Set down the whole listing verbatim.

Stored items:
..........

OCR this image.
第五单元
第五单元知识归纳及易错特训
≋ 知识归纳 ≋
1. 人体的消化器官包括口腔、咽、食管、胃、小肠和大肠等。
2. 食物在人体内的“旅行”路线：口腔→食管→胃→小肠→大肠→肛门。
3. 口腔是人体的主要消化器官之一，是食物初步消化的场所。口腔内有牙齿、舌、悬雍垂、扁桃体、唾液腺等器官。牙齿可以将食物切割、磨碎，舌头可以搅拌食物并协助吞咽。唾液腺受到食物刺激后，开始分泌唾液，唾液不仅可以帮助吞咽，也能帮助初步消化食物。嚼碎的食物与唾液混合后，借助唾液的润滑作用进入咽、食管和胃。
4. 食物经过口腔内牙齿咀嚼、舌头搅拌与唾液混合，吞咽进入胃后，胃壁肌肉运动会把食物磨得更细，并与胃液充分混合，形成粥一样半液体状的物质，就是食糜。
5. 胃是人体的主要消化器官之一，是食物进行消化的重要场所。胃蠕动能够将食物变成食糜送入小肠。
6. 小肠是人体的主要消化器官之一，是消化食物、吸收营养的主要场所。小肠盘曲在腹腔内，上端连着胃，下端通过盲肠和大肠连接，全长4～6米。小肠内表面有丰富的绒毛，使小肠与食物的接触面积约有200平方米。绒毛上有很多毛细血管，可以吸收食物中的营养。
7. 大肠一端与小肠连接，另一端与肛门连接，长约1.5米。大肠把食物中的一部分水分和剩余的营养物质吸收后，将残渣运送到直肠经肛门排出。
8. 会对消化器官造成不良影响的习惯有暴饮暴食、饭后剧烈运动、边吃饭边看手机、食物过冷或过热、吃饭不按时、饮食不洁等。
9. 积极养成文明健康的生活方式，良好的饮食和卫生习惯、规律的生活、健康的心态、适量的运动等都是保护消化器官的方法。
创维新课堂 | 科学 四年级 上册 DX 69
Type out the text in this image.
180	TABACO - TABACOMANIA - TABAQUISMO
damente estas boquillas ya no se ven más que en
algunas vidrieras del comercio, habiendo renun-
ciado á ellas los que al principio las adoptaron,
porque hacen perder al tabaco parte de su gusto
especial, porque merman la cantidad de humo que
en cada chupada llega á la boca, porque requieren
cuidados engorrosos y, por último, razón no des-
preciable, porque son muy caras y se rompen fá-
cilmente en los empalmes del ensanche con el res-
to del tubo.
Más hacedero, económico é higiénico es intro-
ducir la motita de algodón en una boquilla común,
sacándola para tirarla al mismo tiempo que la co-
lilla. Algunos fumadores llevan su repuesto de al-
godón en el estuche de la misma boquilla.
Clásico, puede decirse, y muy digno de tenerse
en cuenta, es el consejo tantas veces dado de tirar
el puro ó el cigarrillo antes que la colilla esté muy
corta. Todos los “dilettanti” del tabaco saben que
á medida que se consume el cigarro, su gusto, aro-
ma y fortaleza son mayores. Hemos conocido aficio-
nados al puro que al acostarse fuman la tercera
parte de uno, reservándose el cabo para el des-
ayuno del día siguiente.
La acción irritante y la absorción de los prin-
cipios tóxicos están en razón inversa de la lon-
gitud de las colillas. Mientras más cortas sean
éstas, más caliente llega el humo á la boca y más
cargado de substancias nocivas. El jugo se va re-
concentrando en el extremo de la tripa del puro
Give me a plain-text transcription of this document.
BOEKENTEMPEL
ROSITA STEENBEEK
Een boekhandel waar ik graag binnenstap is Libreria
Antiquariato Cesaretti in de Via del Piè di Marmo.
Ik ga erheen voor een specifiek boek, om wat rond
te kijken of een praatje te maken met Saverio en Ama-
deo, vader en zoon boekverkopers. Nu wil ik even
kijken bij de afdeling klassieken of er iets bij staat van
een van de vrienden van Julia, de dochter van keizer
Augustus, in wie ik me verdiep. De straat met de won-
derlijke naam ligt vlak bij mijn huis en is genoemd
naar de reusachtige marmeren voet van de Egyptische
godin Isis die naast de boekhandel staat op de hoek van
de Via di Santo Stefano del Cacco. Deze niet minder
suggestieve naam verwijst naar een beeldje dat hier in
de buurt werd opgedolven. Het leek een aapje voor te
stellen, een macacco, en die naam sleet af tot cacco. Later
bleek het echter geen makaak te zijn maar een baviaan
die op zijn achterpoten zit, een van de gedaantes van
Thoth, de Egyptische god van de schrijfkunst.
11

..........

• **Result for this exercise**:
OCR this image.
第五单元
第五单元知识归纳及易错特训
≋ 知识归纳 ≋
1. 人体的消化器官包括口腔、咽、食管、胃、小肠和大肠等。
2. 食物在人体内的“旅行”路线：口腔→食管→胃→小肠→大肠→肛门。
3. 口腔是人体的主要消化器官之一，是食物初步消化的场所。口腔内有牙齿、舌、悬雍垂、扁桃体、唾液腺等器官。牙齿可以将食物切割、磨碎，舌头可以搅拌食物并协助吞咽。唾液腺受到食物刺激后，开始分泌唾液，唾液不仅可以帮助吞咽，也能帮助初步消化食物。嚼碎的食物与唾液混合后，借助唾液的润滑作用进入咽、食管和胃。
4. 食物经过口腔内牙齿咀嚼、舌头搅拌与唾液混合，吞咽进入胃后，胃壁肌肉运动会把食物磨得更细，并与胃液充分混合，形成粥一样半液体状的物质，就是食糜。
5. 胃是人体的主要消化器官之一，是食物进行消化的重要场所。胃蠕动能够将食物变成食糜送入小肠。
6. 小肠是人体的主要消化器官之一，是消化食物、吸收营养的主要场所。小肠盘曲在腹腔内，上端连着胃，下端通过盲肠和大肠连接，全长4～6米。小肠内表面有丰富的绒毛，使小肠与食物的接触面积约有200平方米。绒毛上有很多毛细血管，可以吸收食物中的营养。
7. 大肠一端与小肠连接，另一端与肛门连接，长约1.5米。大肠把食物中的一部分水分和剩余的营养物质吸收后，将残渣运送到直肠经肛门排出。
8. 会对消化器官造成不良影响的习惯有暴饮暴食、饭后剧烈运动、边吃饭边看手机、食物过冷或过热、吃饭不按时、饮食不洁等。
9. 积极养成文明健康的生活方式，良好的饮食和卫生习惯、规律的生活、健康的心态、适量的运动等都是保护消化器官的方法。
创维新课堂 | 科学 四年级 上册 DX 69
Type out the text in this image.
180	TABACO - TABACOMANIA - TABAQUISMO
damente estas boquillas ya no se ven más que en
algunas vidrieras del comercio, habiendo renun-
ciado á ellas los que al principio las adoptaron,
porque hacen perder al tabaco parte de su gusto
especial, porque merman la cantidad de humo que
en cada chupada llega á la boca, porque requieren
cuidados engorrosos y, por último, razón no des-
preciable, porque son muy caras y se rompen fá-
cilmente en los empalmes del ensanche con el res-
to del tubo.
Más hacedero, económico é higiénico es intro-
ducir la motita de algodón en una boquilla común,
sacándola para tirarla al mismo tiempo que la co-
lilla. Algunos fumadores llevan su repuesto de al-
godón en el estuche de la misma boquilla.
Clásico, puede decirse, y muy digno de tenerse
en cuenta, es el consejo tantas veces dado de tirar
el puro ó el cigarrillo antes que la colilla esté muy
corta. Todos los “dilettanti” del tabaco saben que
á medida que se consume el cigarro, su gusto, aro-
ma y fortaleza son mayores. Hemos conocido aficio-
nados al puro que al acostarse fuman la tercera
parte de uno, reservándose el cabo para el des-
ayuno del día siguiente.
La acción irritante y la absorción de los prin-
cipios tóxicos están en razón inversa de la lon-
gitud de las colillas. Mientras más cortas sean
éstas, más caliente llega el humo á la boca y más
cargado de substancias nocivas. El jugo se va re-
concentrando en el extremo de la tripa del puro
Give me a plain-text transcription of this document.
BOEKENTEMPEL
ROSITA STEENBEEK
Een boekhandel waar ik graag binnenstap is Libreria
Antiquariato Cesaretti in de Via del Piè di Marmo.
Ik ga erheen voor een specifiek boek, om wat rond
te kijken of een praatje te maken met Saverio en Ama-
deo, vader en zoon boekverkopers. Nu wil ik even
kijken bij de afdeling klassieken of er iets bij staat van
een van de vrienden van Julia, de dochter van keizer
Augustus, in wie ik me verdiep. De straat met de won-
derlijke naam ligt vlak bij mijn huis en is genoemd
naar de reusachtige marmeren voet van de Egyptische
godin Isis die naast de boekhandel staat op de hoek van
de Via di Santo Stefano del Cacco. Deze niet minder
suggestieve naam verwijst naar een beeldje dat hier in
de buurt werd opgedolven. Het leek een aapje voor te
stellen, een macacco, en die naam sleet af tot cacco. Later
bleek het echter geen makaak te zijn maar een baviaan
die op zijn achterpoten zit, een van de gedaantes van
Thoth, de Egyptische god van de schrijfkunst.
11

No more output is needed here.